**** MATERIAL FOR THE TASK

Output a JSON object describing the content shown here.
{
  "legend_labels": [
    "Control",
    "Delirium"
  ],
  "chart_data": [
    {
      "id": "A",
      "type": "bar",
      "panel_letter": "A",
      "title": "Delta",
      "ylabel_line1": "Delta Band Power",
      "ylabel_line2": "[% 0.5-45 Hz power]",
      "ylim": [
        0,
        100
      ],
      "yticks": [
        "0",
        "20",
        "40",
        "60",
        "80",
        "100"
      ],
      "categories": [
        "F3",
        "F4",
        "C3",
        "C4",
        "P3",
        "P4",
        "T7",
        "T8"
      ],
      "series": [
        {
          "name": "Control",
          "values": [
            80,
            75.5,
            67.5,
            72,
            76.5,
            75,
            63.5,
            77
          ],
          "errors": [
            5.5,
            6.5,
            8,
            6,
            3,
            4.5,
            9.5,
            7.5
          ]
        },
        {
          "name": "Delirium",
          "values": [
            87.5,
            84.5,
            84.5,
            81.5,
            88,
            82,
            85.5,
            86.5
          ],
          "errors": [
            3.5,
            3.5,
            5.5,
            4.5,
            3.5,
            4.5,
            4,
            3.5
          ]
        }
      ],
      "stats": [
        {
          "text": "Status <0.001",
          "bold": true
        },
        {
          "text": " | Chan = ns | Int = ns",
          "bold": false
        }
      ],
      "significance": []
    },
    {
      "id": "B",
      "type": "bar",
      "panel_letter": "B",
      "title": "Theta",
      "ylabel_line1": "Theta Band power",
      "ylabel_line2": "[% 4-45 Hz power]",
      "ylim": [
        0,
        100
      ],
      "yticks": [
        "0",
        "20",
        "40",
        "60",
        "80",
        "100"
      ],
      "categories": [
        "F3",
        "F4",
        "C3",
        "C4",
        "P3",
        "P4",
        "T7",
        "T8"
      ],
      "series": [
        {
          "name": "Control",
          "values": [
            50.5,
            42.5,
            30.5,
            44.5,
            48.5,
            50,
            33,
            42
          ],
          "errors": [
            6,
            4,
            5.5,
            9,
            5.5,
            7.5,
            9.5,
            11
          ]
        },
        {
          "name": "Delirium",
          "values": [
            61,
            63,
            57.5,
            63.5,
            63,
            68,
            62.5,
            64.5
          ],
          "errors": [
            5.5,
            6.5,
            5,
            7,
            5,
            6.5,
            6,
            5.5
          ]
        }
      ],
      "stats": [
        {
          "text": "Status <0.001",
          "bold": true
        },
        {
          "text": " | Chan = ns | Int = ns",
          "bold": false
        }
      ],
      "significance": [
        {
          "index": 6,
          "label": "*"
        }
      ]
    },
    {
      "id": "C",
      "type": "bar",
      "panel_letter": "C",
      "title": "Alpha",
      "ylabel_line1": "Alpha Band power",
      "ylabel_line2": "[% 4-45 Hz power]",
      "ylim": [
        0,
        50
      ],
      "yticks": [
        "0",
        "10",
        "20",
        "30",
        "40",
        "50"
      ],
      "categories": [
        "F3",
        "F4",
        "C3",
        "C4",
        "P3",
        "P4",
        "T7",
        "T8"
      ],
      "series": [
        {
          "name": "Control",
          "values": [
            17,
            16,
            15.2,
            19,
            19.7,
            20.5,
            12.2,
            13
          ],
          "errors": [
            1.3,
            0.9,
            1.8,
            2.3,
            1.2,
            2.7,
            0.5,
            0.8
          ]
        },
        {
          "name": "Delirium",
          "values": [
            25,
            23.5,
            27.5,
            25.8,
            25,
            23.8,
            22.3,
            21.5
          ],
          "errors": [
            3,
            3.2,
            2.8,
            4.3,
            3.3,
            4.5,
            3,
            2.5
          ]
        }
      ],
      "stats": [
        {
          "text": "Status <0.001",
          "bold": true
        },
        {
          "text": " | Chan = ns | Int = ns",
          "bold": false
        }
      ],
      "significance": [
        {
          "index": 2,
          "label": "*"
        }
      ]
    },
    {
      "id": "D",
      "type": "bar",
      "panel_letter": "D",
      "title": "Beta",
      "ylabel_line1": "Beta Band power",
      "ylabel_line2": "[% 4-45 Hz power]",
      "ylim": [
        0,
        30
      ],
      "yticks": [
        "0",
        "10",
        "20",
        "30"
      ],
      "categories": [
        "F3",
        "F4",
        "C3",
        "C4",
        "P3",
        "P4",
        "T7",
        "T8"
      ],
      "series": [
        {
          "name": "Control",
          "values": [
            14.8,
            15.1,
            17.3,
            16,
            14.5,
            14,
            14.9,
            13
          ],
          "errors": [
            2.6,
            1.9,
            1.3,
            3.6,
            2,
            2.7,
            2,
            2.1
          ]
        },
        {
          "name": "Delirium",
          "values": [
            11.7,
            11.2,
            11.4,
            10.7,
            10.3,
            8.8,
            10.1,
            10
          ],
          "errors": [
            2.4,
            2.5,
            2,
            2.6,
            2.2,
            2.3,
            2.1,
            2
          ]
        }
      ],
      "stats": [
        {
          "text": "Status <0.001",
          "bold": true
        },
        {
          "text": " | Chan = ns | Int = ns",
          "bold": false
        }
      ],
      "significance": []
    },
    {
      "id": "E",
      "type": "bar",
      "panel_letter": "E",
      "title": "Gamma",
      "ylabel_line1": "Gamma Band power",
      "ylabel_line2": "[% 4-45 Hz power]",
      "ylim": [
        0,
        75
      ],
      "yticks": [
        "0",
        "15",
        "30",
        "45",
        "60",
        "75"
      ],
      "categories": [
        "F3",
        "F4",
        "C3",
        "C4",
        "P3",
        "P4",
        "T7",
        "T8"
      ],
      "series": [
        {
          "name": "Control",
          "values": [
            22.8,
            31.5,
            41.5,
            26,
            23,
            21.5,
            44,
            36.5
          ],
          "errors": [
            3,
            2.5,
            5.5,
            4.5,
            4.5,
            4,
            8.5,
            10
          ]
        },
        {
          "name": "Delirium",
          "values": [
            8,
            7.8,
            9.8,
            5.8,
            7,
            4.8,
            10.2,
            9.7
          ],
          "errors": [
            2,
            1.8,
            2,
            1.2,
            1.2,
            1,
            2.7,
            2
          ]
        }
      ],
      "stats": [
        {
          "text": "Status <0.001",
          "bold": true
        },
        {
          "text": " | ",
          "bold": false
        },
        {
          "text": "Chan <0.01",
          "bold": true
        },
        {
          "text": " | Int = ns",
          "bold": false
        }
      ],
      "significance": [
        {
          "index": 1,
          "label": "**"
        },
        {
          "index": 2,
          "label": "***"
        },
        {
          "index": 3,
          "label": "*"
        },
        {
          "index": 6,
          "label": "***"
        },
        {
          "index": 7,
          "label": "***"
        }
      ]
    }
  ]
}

********

_JOB_.
Every record should be repeated exactly; please leave none out.

_RESULT OF THE EXERCISE_.
Output a JSON object describing the content shown here.
{
  "legend_labels": [
    "Control",
    "Delirium"
  ],
  "chart_data": [
    {
      "id": "A",
      "type": "bar",
      "panel_letter": "A",
      "title": "Delta",
      "ylabel_line1": "Delta Band Power",
      "ylabel_line2": "[% 0.5-45 Hz power]",
      "ylim": [
        0,
        100
      ],
      "yticks": [
        "0",
        "20",
        "40",
        "60",
        "80",
        "100"
      ],
      "categories": [
        "F3",
        "F4",
        "C3",
        "C4",
        "P3",
        "P4",
        "T7",
        "T8"
      ],
      "series": [
        {
          "name": "Control",
          "values": [
            80,
            75.5,
            67.5,
            72,
            76.5,
            75,
            63.5,
            77
          ],
          "errors": [
            5.5,
            6.5,
            8,
            6,
            3,
            4.5,
            9.5,
            7.5
          ]
        },
        {
          "name": "Delirium",
          "values": [
            87.5,
            84.5,
            84.5,
            81.5,
            88,
            82,
            85.5,
            86.5
          ],
          "errors": [
            3.5,
            3.5,
            5.5,
            4.5,
            3.5,
            4.5,
            4,
            3.5
          ]
        }
      ],
      "stats": [
        {
          "text": "Status <0.001",
          "bold": true
        },
        {
          "text": " | Chan = ns | Int = ns",
          "bold": false
        }
      ],
      "significance": []
    },
    {
      "id": "B",
      "type": "bar",
      "panel_letter": "B",
      "title": "Theta",
      "ylabel_line1": "Theta Band power",
      "ylabel_line2": "[% 4-45 Hz power]",
      "ylim": [
        0,
        100
      ],
      "yticks": [
        "0",
        "20",
        "40",
        "60",
        "80",
        "100"
      ],
      "categories": [
        "F3",
        "F4",
        "C3",
        "C4",
        "P3",
        "P4",
        "T7",
        "T8"
      ],
      "series": [
        {
          "name": "Control",
          "values": [
            50.5,
            42.5,
            30.5,
            44.5,
            48.5,
            50,
            33,
            42
          ],
          "errors": [
            6,
            4,
            5.5,
            9,
            5.5,
            7.5,
            9.5,
            11
          ]
        },
        {
          "name": "Delirium",
          "values": [
            61,
            63,
            57.5,
            63.5,
            63,
            68,
            62.5,
            64.5
          ],
          "errors": [
            5.5,
            6.5,
            5,
            7,
            5,
            6.5,
            6,
            5.5
          ]
        }
      ],
      "stats": [
        {
          "text": "Status <0.001",
          "bold": true
        },
        {
          "text": " | Chan = ns | Int = ns",
          "bold": false
        }
      ],
      "significance": [
        {
          "index": 6,
          "label": "*"
        }
      ]
    },
    {
      "id": "C",
      "type": "bar",
      "panel_letter": "C",
      "title": "Alpha",
      "ylabel_line1": "Alpha Band power",
      "ylabel_line2": "[% 4-45 Hz power]",
      "ylim": [
        0,
        50
      ],
      "yticks": [
        "0",
        "10",
        "20",
        "30",
        "40",
        "50"
      ],
      "categories": [
        "F3",
        "F4",
        "C3",
        "C4",
        "P3",
        "P4",
        "T7",
        "T8"
      ],
      "series": [
        {
          "name": "Control",
          "values": [
            17,
            16,
            15.2,
            19,
            19.7,
            20.5,
            12.2,
            13
          ],
          "errors": [
            1.3,
            0.9,
            1.8,
            2.3,
            1.2,
            2.7,
            0.5,
            0.8
          ]
        },
        {
          "name": "Delirium",
          "values": [
            25,
            23.5,
            27.5,
            25.8,
            25,
            23.8,
            22.3,
            21.5
          ],
          "errors": [
            3,
            3.2,
            2.8,
            4.3,
            3.3,
            4.5,
            3,
            2.5
          ]
        }
      ],
      "stats": [
        {
          "text": "Status <0.001",
          "bold": true
        },
        {
          "text": " | Chan = ns | Int = ns",
          "bold": false
        }
      ],
      "significance": [
        {
          "index": 2,
          "label": "*"
        }
      ]
    },
    {
      "id": "D",
      "type": "bar",
      "panel_letter": "D",
      "title": "Beta",
      "ylabel_line1": "Beta Band power",
      "ylabel_line2": "[% 4-45 Hz power]",
      "ylim": [
        0,
        30
      ],
      "yticks": [
        "0",
        "10",
        "20",
        "30"
      ],
      "categories": [
        "F3",
        "F4",
        "C3",
        "C4",
        "P3",
        "P4",
        "T7",
        "T8"
      ],
      "series": [
        {
          "name": "Control",
          "values": [
            14.8,
            15.1,
            17.3,
            16,
            14.5,
            14,
            14.9,
            13
          ],
          "errors": [
            2.6,
            1.9,
            1.3,
            3.6,
            2,
            2.7,
            2,
            2.1
          ]
        },
        {
          "name": "Delirium",
          "values": [
            11.7,
            11.2,
            11.4,
            10.7,
            10.3,
            8.8,
            10.1,
            10
          ],
          "errors": [
            2.4,
            2.5,
            2,
            2.6,
            2.2,
            2.3,
            2.1,
            2
          ]
        }
      ],
      "stats": [
        {
          "text": "Status <0.001",
          "bold": true
        },
        {
          "text": " | Chan = ns | Int = ns",
          "bold": false
        }
      ],
      "significance": []
    },
    {
      "id": "E",
      "type": "bar",
      "panel_letter": "E",
      "title": "Gamma",
      "ylabel_line1": "Gamma Band power",
      "ylabel_line2": "[% 4-45 Hz power]",
      "ylim": [
        0,
        75
      ],
      "yticks": [
        "0",
        "15",
        "30",
        "45",
        "60",
        "75"
      ],
      "categories": [
        "F3",
        "F4",
        "C3",
        "C4",
        "P3",
        "P4",
        "T7",
        "T8"
      ],
      "series": [
        {
          "name": "Control",
          "values": [
            22.8,
            31.5,
            41.5,
            26,
            23,
            21.5,
            44,
            36.5
          ],
          "errors": [
            3,
            2.5,
            5.5,
            4.5,
            4.5,
            4,
            8.5,
            10
          ]
        },
        {
          "name": "Delirium",
          "values": [
            8,
            7.8,
            9.8,
            5.8,
            7,
            4.8,
            10.2,
            9.7
          ],
          "errors": [
            2,
            1.8,
            2,
            1.2,
            1.2,
            1,
            2.7,
            2
          ]
        }
      ],
      "stats": [
        {
          "text": "Status <0.001",
          "bold": true
        },
        {
          "text": " | ",
          "bold": false
        },
        {
          "text": "Chan <0.01",
          "bold": true
        },
        {
          "text": " | Int = ns",
          "bold": false
        }
      ],
      "significance": [
        {
          "index": 1,
          "label": "**"
        },
        {
          "index": 2,
          "label": "***"
        },
        {
          "index": 3,
          "label": "*"
        },
        {
          "index": 6,
          "label": "***"
        },
        {
          "index": 7,
          "label": "***"
        }
      ]
    }
  ]
}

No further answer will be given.